---------- Supplied data

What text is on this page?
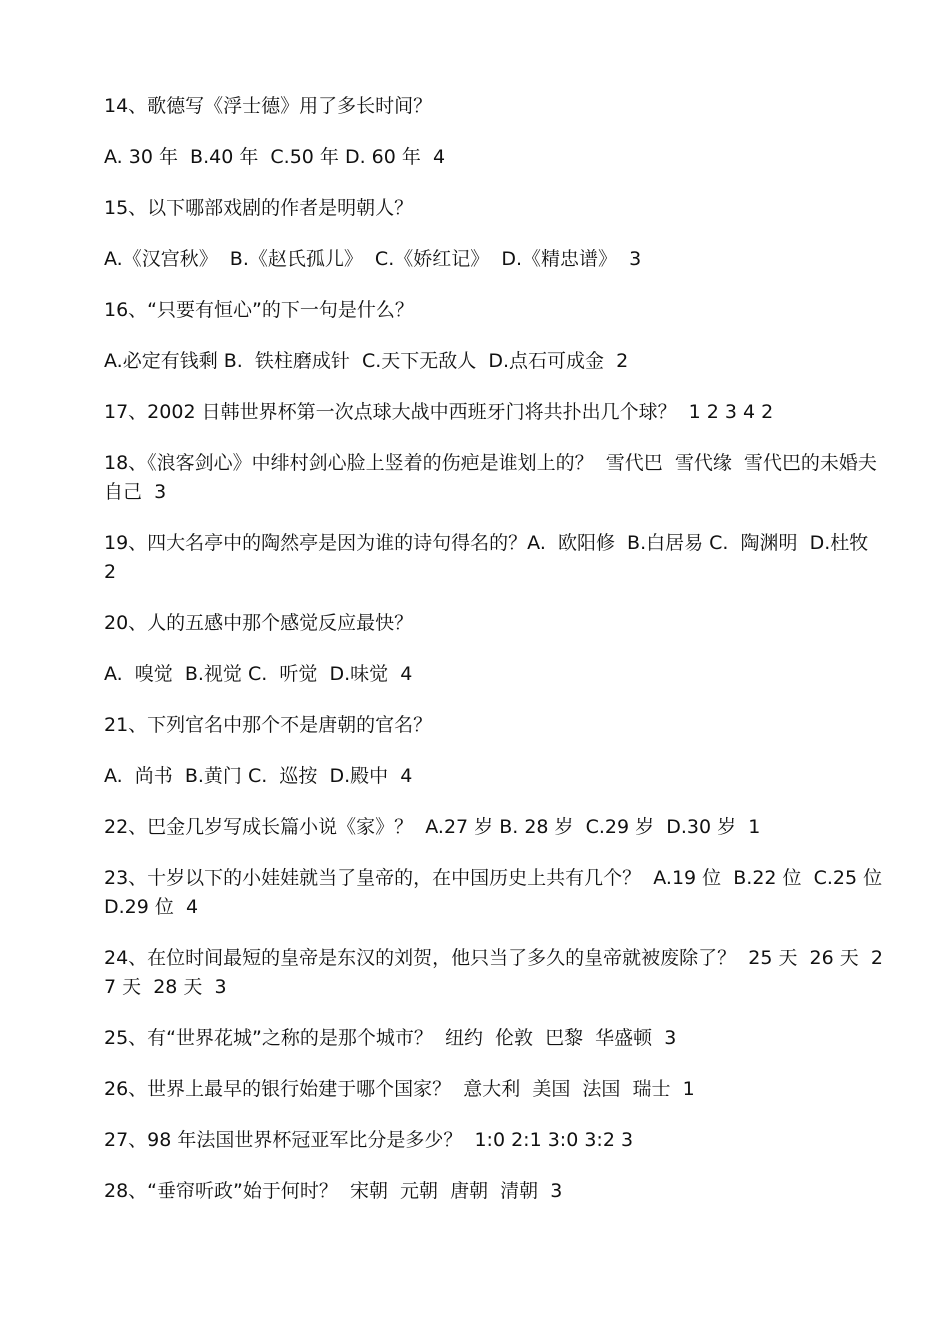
14、歌德写《浮士德》用了多长时间？

A. 30 年  B.40 年  C.50 年 D. 60 年  4

15、以下哪部戏剧的作者是明朝人？

A.《汉宫秋》  B.《赵氏孤儿》  C.《娇红记》  D.《精忠谱》  3

16、“只要有恒心”的下一句是什么？

A.必定有钱剩 B.  铁柱磨成针  C.天下无敌人  D.点石可成金  2

17、2002 日韩世界杯第一次点球大战中西班牙门将共扑出几个球？  1 2 3 4 2

18、《浪客剑心》中绯村剑心脸上竖着的伤疤是谁划上的？  雪代巴  雪代缘  雪代巴的未婚夫  自己  3

19、四大名亭中的陶然亭是因为谁的诗句得名的？A.  欧阳修  B.白居易 C.  陶渊明  D.杜牧  2

20、人的五感中那个感觉反应最快？

A.  嗅觉  B.视觉 C.  听觉  D.味觉  4

21、下列官名中那个不是唐朝的官名？

A.  尚书  B.黄门 C.  巡按  D.殿中  4

22、巴金几岁写成长篇小说《家》？  A.27 岁 B. 28 岁  C.29 岁  D.30 岁  1

23、十岁以下的小娃娃就当了皇帝的，在中国历史上共有几个？  A.19 位  B.22 位  C.25 位  D.29 位  4

24、在位时间最短的皇帝是东汉的刘贺，他只当了多久的皇帝就被废除了？  25 天  26 天  27 天  28 天  3

25、有“世界花城”之称的是那个城市？  纽约  伦敦  巴黎  华盛顿  3

26、世界上最早的银行始建于哪个国家？  意大利  美国  法国  瑞士  1

27、98 年法国世界杯冠亚军比分是多少？  1:0 2:1 3:0 3:2 3

28、“垂帘听政”始于何时？  宋朝  元朝  唐朝  清朝  3
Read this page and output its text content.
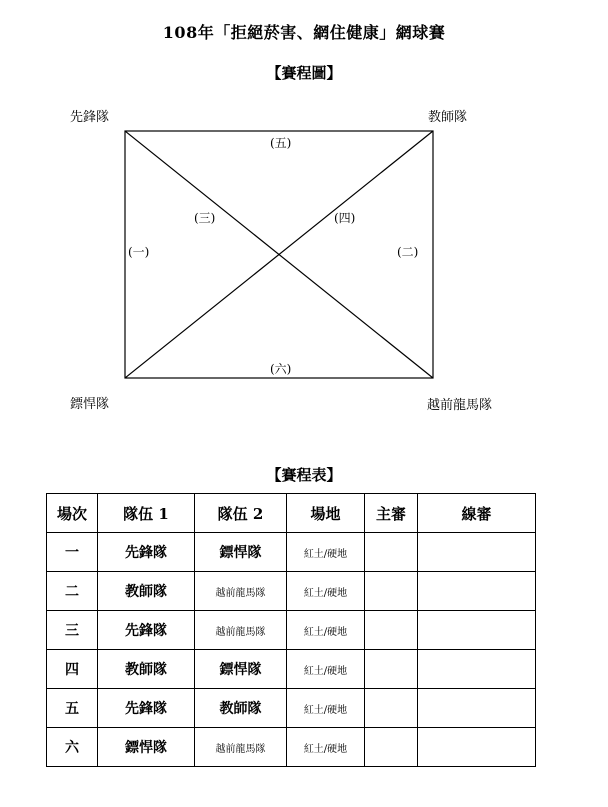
108年「拒絕菸害、網住健康」網球賽
【賽程圖】
先鋒隊	教師隊
鏢悍隊	越前龍馬隊
(五)
(一)	(二)
(六)
(三)	(四)
【賽程表】
場次	隊伍 1	隊伍 2	場地	主審	線審
一	先鋒隊	鏢悍隊	紅土/硬地		
二	教師隊	越前龍馬隊	紅土/硬地		
三	先鋒隊	越前龍馬隊	紅土/硬地		
四	教師隊	鏢悍隊	紅土/硬地		
五	先鋒隊	教師隊	紅土/硬地		
六	鏢悍隊	越前龍馬隊	紅土/硬地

--------------------

Count the lines that hold the string "page" and state that number alone.

#### Final result
2